>> begin
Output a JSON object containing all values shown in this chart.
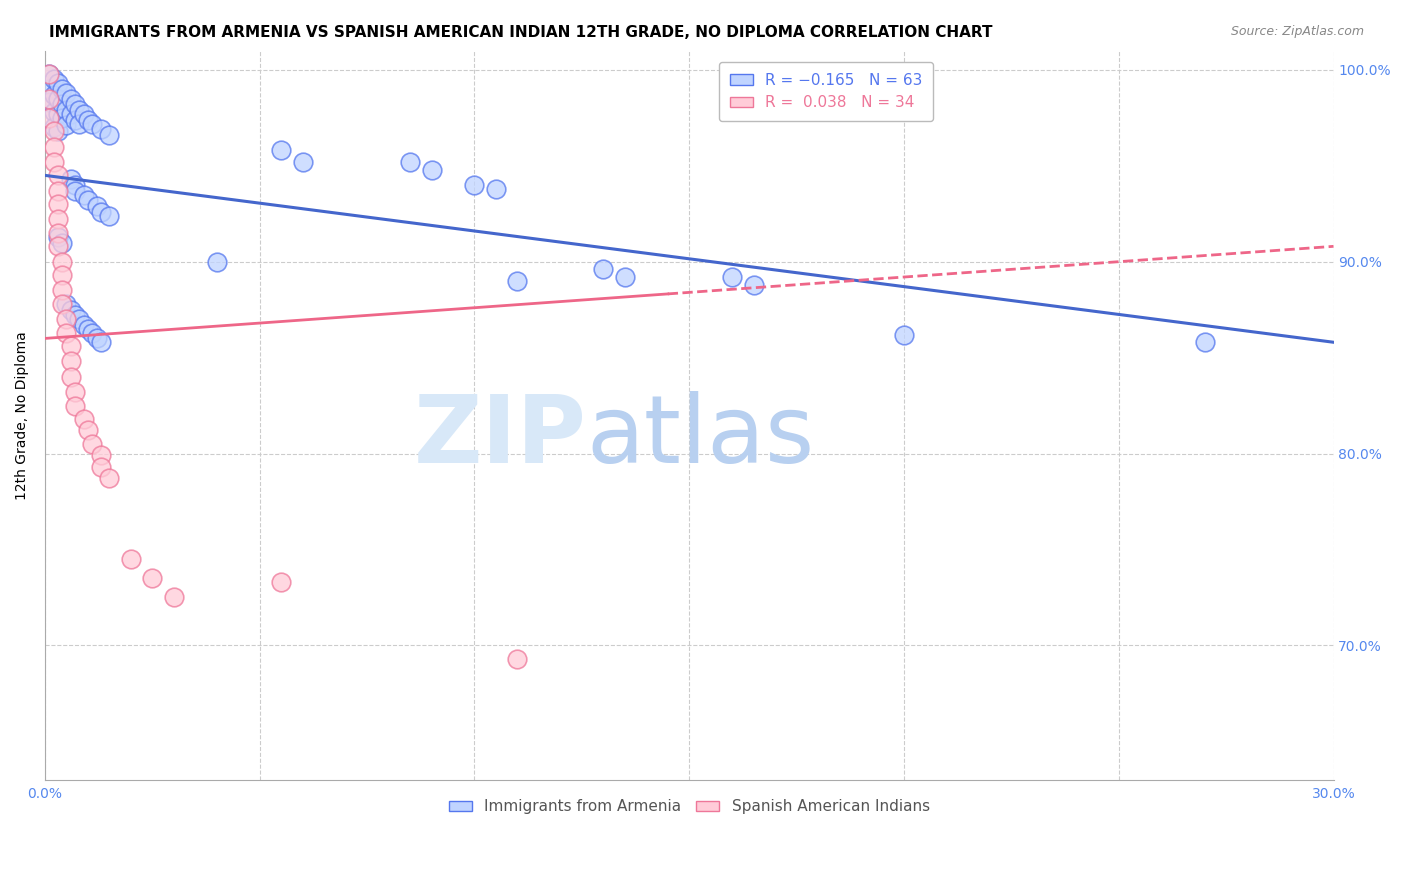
{
  "title": "IMMIGRANTS FROM ARMENIA VS SPANISH AMERICAN INDIAN 12TH GRADE, NO DIPLOMA CORRELATION CHART",
  "source": "Source: ZipAtlas.com",
  "ylabel": "12th Grade, No Diploma",
  "x_min": 0.0,
  "x_max": 0.3,
  "y_min": 0.63,
  "y_max": 1.01,
  "x_ticks": [
    0.0,
    0.05,
    0.1,
    0.15,
    0.2,
    0.25,
    0.3
  ],
  "x_tick_labels": [
    "0.0%",
    "",
    "",
    "",
    "",
    "",
    "30.0%"
  ],
  "y_ticks": [
    0.7,
    0.8,
    0.9,
    1.0
  ],
  "y_tick_labels": [
    "70.0%",
    "80.0%",
    "90.0%",
    "100.0%"
  ],
  "blue_scatter": [
    [
      0.001,
      0.998
    ],
    [
      0.001,
      0.99
    ],
    [
      0.001,
      0.983
    ],
    [
      0.002,
      0.995
    ],
    [
      0.002,
      0.987
    ],
    [
      0.002,
      0.978
    ],
    [
      0.002,
      0.97
    ],
    [
      0.003,
      0.993
    ],
    [
      0.003,
      0.985
    ],
    [
      0.003,
      0.977
    ],
    [
      0.003,
      0.968
    ],
    [
      0.004,
      0.99
    ],
    [
      0.004,
      0.982
    ],
    [
      0.004,
      0.975
    ],
    [
      0.005,
      0.988
    ],
    [
      0.005,
      0.979
    ],
    [
      0.005,
      0.971
    ],
    [
      0.006,
      0.985
    ],
    [
      0.006,
      0.977
    ],
    [
      0.007,
      0.982
    ],
    [
      0.007,
      0.974
    ],
    [
      0.008,
      0.979
    ],
    [
      0.008,
      0.972
    ],
    [
      0.009,
      0.977
    ],
    [
      0.01,
      0.974
    ],
    [
      0.011,
      0.972
    ],
    [
      0.013,
      0.969
    ],
    [
      0.015,
      0.966
    ],
    [
      0.006,
      0.943
    ],
    [
      0.007,
      0.94
    ],
    [
      0.007,
      0.937
    ],
    [
      0.009,
      0.935
    ],
    [
      0.01,
      0.932
    ],
    [
      0.012,
      0.929
    ],
    [
      0.013,
      0.926
    ],
    [
      0.015,
      0.924
    ],
    [
      0.003,
      0.913
    ],
    [
      0.004,
      0.91
    ],
    [
      0.005,
      0.878
    ],
    [
      0.006,
      0.875
    ],
    [
      0.007,
      0.872
    ],
    [
      0.008,
      0.87
    ],
    [
      0.009,
      0.867
    ],
    [
      0.01,
      0.865
    ],
    [
      0.011,
      0.863
    ],
    [
      0.012,
      0.86
    ],
    [
      0.013,
      0.858
    ],
    [
      0.04,
      0.9
    ],
    [
      0.055,
      0.958
    ],
    [
      0.06,
      0.952
    ],
    [
      0.085,
      0.952
    ],
    [
      0.09,
      0.948
    ],
    [
      0.1,
      0.94
    ],
    [
      0.105,
      0.938
    ],
    [
      0.11,
      0.89
    ],
    [
      0.13,
      0.896
    ],
    [
      0.135,
      0.892
    ],
    [
      0.16,
      0.892
    ],
    [
      0.165,
      0.888
    ],
    [
      0.2,
      0.862
    ],
    [
      0.27,
      0.858
    ]
  ],
  "pink_scatter": [
    [
      0.001,
      0.998
    ],
    [
      0.001,
      0.985
    ],
    [
      0.001,
      0.975
    ],
    [
      0.002,
      0.968
    ],
    [
      0.002,
      0.96
    ],
    [
      0.002,
      0.952
    ],
    [
      0.003,
      0.945
    ],
    [
      0.003,
      0.937
    ],
    [
      0.003,
      0.93
    ],
    [
      0.003,
      0.922
    ],
    [
      0.003,
      0.915
    ],
    [
      0.003,
      0.908
    ],
    [
      0.004,
      0.9
    ],
    [
      0.004,
      0.893
    ],
    [
      0.004,
      0.885
    ],
    [
      0.004,
      0.878
    ],
    [
      0.005,
      0.87
    ],
    [
      0.005,
      0.863
    ],
    [
      0.006,
      0.856
    ],
    [
      0.006,
      0.848
    ],
    [
      0.006,
      0.84
    ],
    [
      0.007,
      0.832
    ],
    [
      0.007,
      0.825
    ],
    [
      0.009,
      0.818
    ],
    [
      0.01,
      0.812
    ],
    [
      0.011,
      0.805
    ],
    [
      0.013,
      0.799
    ],
    [
      0.013,
      0.793
    ],
    [
      0.015,
      0.787
    ],
    [
      0.02,
      0.745
    ],
    [
      0.025,
      0.735
    ],
    [
      0.03,
      0.725
    ],
    [
      0.055,
      0.733
    ],
    [
      0.11,
      0.693
    ]
  ],
  "blue_line_x": [
    0.0,
    0.3
  ],
  "blue_line_y": [
    0.945,
    0.858
  ],
  "pink_line_x": [
    0.0,
    0.3
  ],
  "pink_line_y": [
    0.86,
    0.908
  ],
  "pink_line_dashed_start": 0.145,
  "blue_color_face": "#c0d4ff",
  "blue_color_edge": "#5577ee",
  "pink_color_face": "#ffccd8",
  "pink_color_edge": "#ee7799",
  "blue_line_color": "#4466cc",
  "pink_line_color": "#ee6688",
  "watermark_zip": "ZIP",
  "watermark_atlas": "atlas",
  "background_color": "#ffffff",
  "grid_color": "#cccccc",
  "axis_color": "#5588ee",
  "title_fontsize": 11,
  "axis_label_fontsize": 10
}
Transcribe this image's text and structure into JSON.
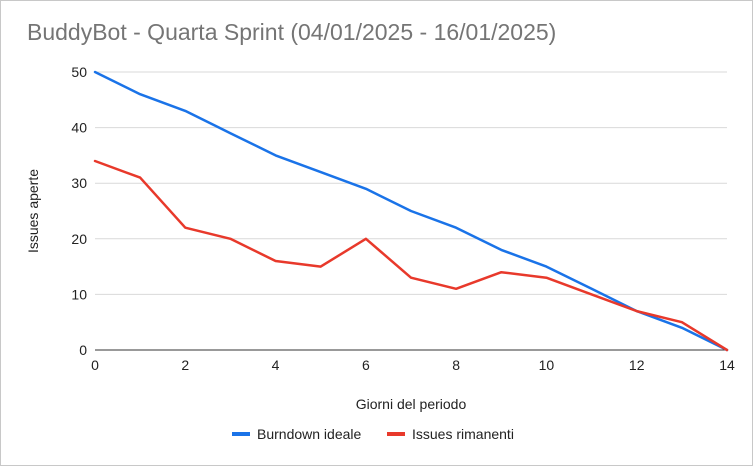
{
  "chart_data": {
    "type": "line",
    "title": "BuddyBot - Quarta Sprint (04/01/2025 - 16/01/2025)",
    "xlabel": "Giorni del periodo",
    "ylabel": "Issues aperte",
    "xlim": [
      0,
      14
    ],
    "ylim": [
      0,
      50
    ],
    "xticks": [
      0,
      2,
      4,
      6,
      8,
      10,
      12,
      14
    ],
    "yticks": [
      0,
      10,
      20,
      30,
      40,
      50
    ],
    "grid": true,
    "legend_position": "bottom",
    "x": [
      0,
      1,
      2,
      3,
      4,
      5,
      6,
      7,
      8,
      9,
      10,
      11,
      12,
      13,
      14
    ],
    "series": [
      {
        "name": "Burndown ideale",
        "color": "#1a73e8",
        "values": [
          50,
          46,
          43,
          39,
          35,
          32,
          29,
          25,
          22,
          18,
          15,
          11,
          7,
          4,
          0
        ]
      },
      {
        "name": "Issues rimanenti",
        "color": "#e8392b",
        "values": [
          34,
          31,
          22,
          20,
          16,
          15,
          20,
          13,
          11,
          14,
          13,
          10,
          7,
          5,
          0
        ]
      }
    ]
  }
}
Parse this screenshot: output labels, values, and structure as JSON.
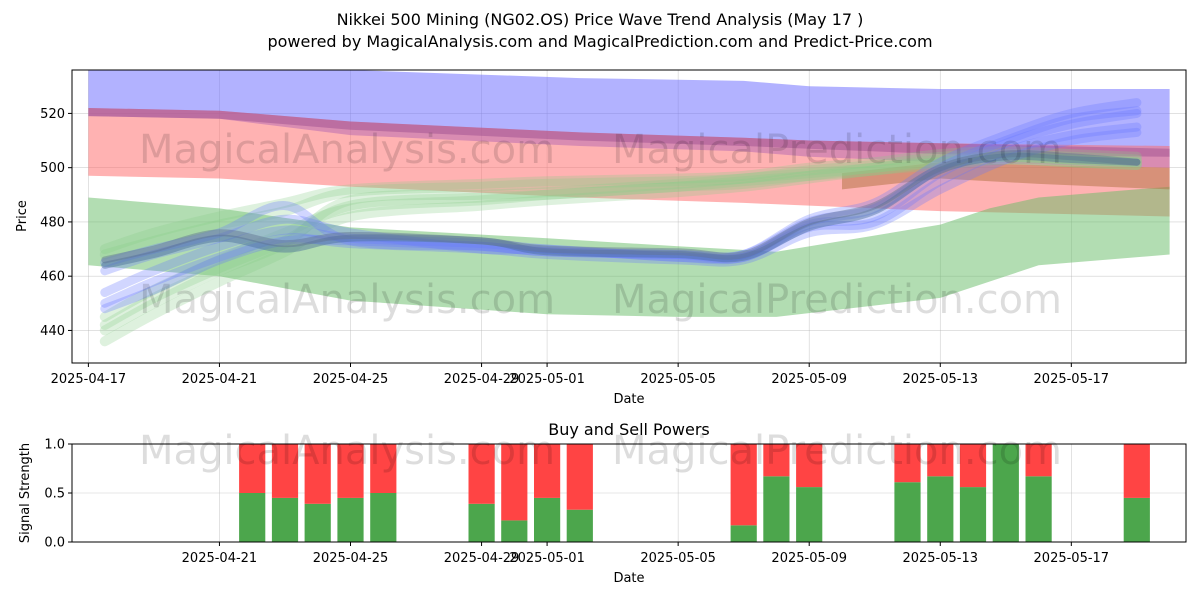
{
  "title_line1": "Nikkei 500 Mining (NG02.OS) Price Wave Trend Analysis (May 17 )",
  "title_line2": "powered by MagicalAnalysis.com and MagicalPrediction.com and Predict-Price.com",
  "watermarks": [
    "MagicalAnalysis.com",
    "MagicalPrediction.com"
  ],
  "chart_data": [
    {
      "type": "area",
      "xlabel": "Date",
      "ylabel": "Price",
      "xlim": [
        -0.5,
        33.5
      ],
      "ylim": [
        428,
        536
      ],
      "x_tick_labels": [
        "2025-04-17",
        "2025-04-21",
        "2025-04-25",
        "2025-04-29",
        "2025-05-01",
        "2025-05-05",
        "2025-05-09",
        "2025-05-13",
        "2025-05-17"
      ],
      "x_tick_positions": [
        0,
        4,
        8,
        12,
        14,
        18,
        22,
        26,
        30
      ],
      "y_ticks": [
        440,
        460,
        480,
        500,
        520
      ],
      "grid": true,
      "bands": [
        {
          "name": "blue wide upper band",
          "color": "#6666ff",
          "x": [
            0,
            4,
            8,
            15,
            20,
            22,
            26,
            33
          ],
          "upper": [
            538,
            537,
            536,
            533,
            532,
            530,
            529,
            529
          ],
          "lower": [
            519,
            518,
            512,
            508,
            506,
            504,
            502,
            500
          ]
        },
        {
          "name": "red band",
          "color": "#ff6666",
          "x": [
            0,
            4,
            8,
            15,
            20,
            22,
            26,
            33
          ],
          "upper": [
            522,
            521,
            517,
            513,
            511,
            510,
            509,
            508
          ],
          "lower": [
            497,
            496,
            493,
            489,
            487,
            486,
            484,
            482
          ]
        },
        {
          "name": "purple band",
          "color": "#a05090",
          "x": [
            0,
            4,
            8,
            15,
            20,
            22,
            26,
            33
          ],
          "upper": [
            522,
            521,
            517,
            513,
            511,
            510,
            509,
            507
          ],
          "lower": [
            519,
            518,
            514,
            510,
            508,
            507,
            505,
            504
          ]
        },
        {
          "name": "green lower band",
          "color": "#66bb66",
          "x": [
            0,
            4,
            8,
            14,
            18,
            21,
            26,
            27.5,
            29,
            33
          ],
          "upper": [
            489,
            485,
            478,
            474,
            471,
            469,
            479,
            485,
            489,
            493
          ],
          "lower": [
            464,
            460,
            451,
            446,
            445,
            445,
            452,
            458,
            464,
            468
          ]
        },
        {
          "name": "brown late band",
          "color": "#b07040",
          "x": [
            23,
            26,
            29,
            33
          ],
          "upper": [
            498,
            502,
            501,
            500
          ],
          "lower": [
            492,
            496,
            494,
            492
          ]
        }
      ],
      "waves": {
        "blue_color": "#6677ff",
        "green_color": "#88cc88",
        "x": [
          0.5,
          2,
          4,
          6,
          8,
          12,
          14,
          18,
          20,
          22,
          24,
          26,
          28,
          30,
          32
        ],
        "blue_paths": [
          [
            454,
            462,
            471,
            477,
            474,
            472,
            470,
            467,
            467,
            478,
            480,
            495,
            506,
            512,
            515
          ],
          [
            450,
            458,
            467,
            474,
            472,
            470,
            468,
            466,
            466,
            476,
            479,
            492,
            503,
            510,
            513
          ],
          [
            465,
            470,
            476,
            486,
            473,
            471,
            469,
            468,
            468,
            480,
            485,
            500,
            510,
            518,
            521
          ],
          [
            448,
            455,
            466,
            473,
            473,
            471,
            469,
            468,
            467,
            479,
            482,
            498,
            509,
            516,
            520
          ],
          [
            462,
            468,
            474,
            481,
            476,
            470,
            470,
            467,
            468,
            481,
            487,
            502,
            512,
            520,
            524
          ]
        ],
        "green_paths": [
          [
            440,
            450,
            462,
            472,
            488,
            490,
            491,
            494,
            496,
            498,
            500,
            503,
            504,
            503,
            502
          ],
          [
            445,
            455,
            466,
            476,
            485,
            488,
            490,
            493,
            495,
            497,
            499,
            502,
            503,
            502,
            501
          ],
          [
            468,
            473,
            479,
            484,
            491,
            493,
            494,
            495,
            496,
            499,
            501,
            504,
            505,
            504,
            503
          ],
          [
            436,
            446,
            458,
            469,
            482,
            486,
            488,
            491,
            493,
            496,
            499,
            501,
            503,
            502,
            501
          ],
          [
            470,
            476,
            482,
            487,
            492,
            494,
            495,
            496,
            497,
            500,
            502,
            505,
            506,
            505,
            504
          ],
          [
            442,
            452,
            463,
            473,
            486,
            489,
            490,
            493,
            494,
            497,
            500,
            502,
            504,
            503,
            502
          ]
        ],
        "dark_paths": [
          {
            "color": "#4a6f9a",
            "values": [
              464,
              468,
              474,
              470,
              474,
              473,
              469,
              468,
              467,
              478,
              484,
              499,
              504,
              503,
              502
            ]
          },
          {
            "color": "#607090",
            "values": [
              466,
              470,
              476,
              472,
              475,
              473,
              470,
              469,
              468,
              480,
              486,
              500,
              505,
              504,
              502
            ]
          }
        ]
      }
    },
    {
      "type": "bar",
      "title": "Buy and Sell Powers",
      "xlabel": "Date",
      "ylabel": "Signal Strength",
      "ylim": [
        0,
        1.0
      ],
      "y_ticks": [
        "0.0",
        "0.5",
        "1.0"
      ],
      "x_tick_labels": [
        "2025-04-21",
        "2025-04-25",
        "2025-04-29",
        "2025-05-01",
        "2025-05-05",
        "2025-05-09",
        "2025-05-13",
        "2025-05-17"
      ],
      "x_tick_positions": [
        4,
        8,
        12,
        14,
        18,
        22,
        26,
        30
      ],
      "buy_color": "#4ca64c",
      "sell_color": "#ff4444",
      "days": [
        5,
        6,
        7,
        8,
        9,
        12,
        13,
        14,
        15,
        20,
        21,
        22,
        25,
        26,
        27,
        28,
        29,
        32
      ],
      "buy": [
        0.5,
        0.45,
        0.39,
        0.45,
        0.5,
        0.39,
        0.22,
        0.45,
        0.33,
        0.17,
        0.67,
        0.56,
        0.61,
        0.67,
        0.56,
        1.0,
        0.67,
        0.45
      ],
      "sell": [
        0.5,
        0.55,
        0.61,
        0.55,
        0.5,
        0.61,
        0.78,
        0.55,
        0.67,
        0.83,
        0.33,
        0.44,
        0.39,
        0.33,
        0.44,
        0.0,
        0.33,
        0.55
      ]
    }
  ]
}
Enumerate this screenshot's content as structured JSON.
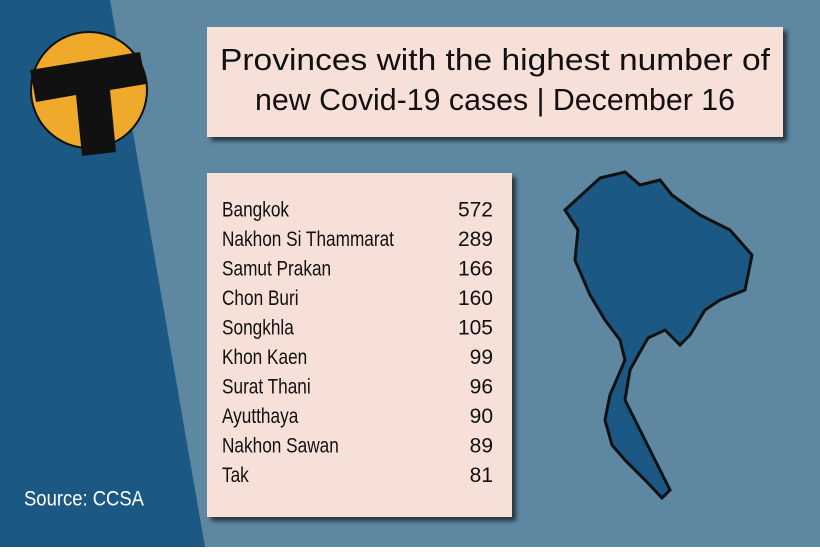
{
  "header": {
    "title": [
      "Provinces with the highest number of",
      "new Covid-19 cases | December 16"
    ]
  },
  "table": {
    "rows": [
      [
        "Bangkok",
        572
      ],
      [
        "Nakhon Si Thammarat",
        289
      ],
      [
        "Samut Prakan",
        166
      ],
      [
        "Chon Buri",
        160
      ],
      [
        "Songkhla",
        105
      ],
      [
        "Khon Kaen",
        99
      ],
      [
        "Surat Thani",
        96
      ],
      [
        "Ayutthaya",
        90
      ],
      [
        "Nakhon Sawan",
        89
      ],
      [
        "Tak",
        81
      ]
    ]
  },
  "footer": {
    "source": "Source: CCSA"
  }
}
>> end
__WRITTEN INSTRUCTION__
Write out, exactly, each line from the one containing "Enumerate this screenshot's" down to the final line of the data above. Both of those lines count, and the pictures are left out.

__SOLUTION FOR THIS EXERCISE__
Enumerate this screenshot's content as structured JSON.
{
  "header": {
    "title": [
      "Provinces with the highest number of",
      "new Covid-19 cases | December 16"
    ]
  },
  "table": {
    "rows": [
      [
        "Bangkok",
        572
      ],
      [
        "Nakhon Si Thammarat",
        289
      ],
      [
        "Samut Prakan",
        166
      ],
      [
        "Chon Buri",
        160
      ],
      [
        "Songkhla",
        105
      ],
      [
        "Khon Kaen",
        99
      ],
      [
        "Surat Thani",
        96
      ],
      [
        "Ayutthaya",
        90
      ],
      [
        "Nakhon Sawan",
        89
      ],
      [
        "Tak",
        81
      ]
    ]
  },
  "footer": {
    "source": "Source: CCSA"
  }
}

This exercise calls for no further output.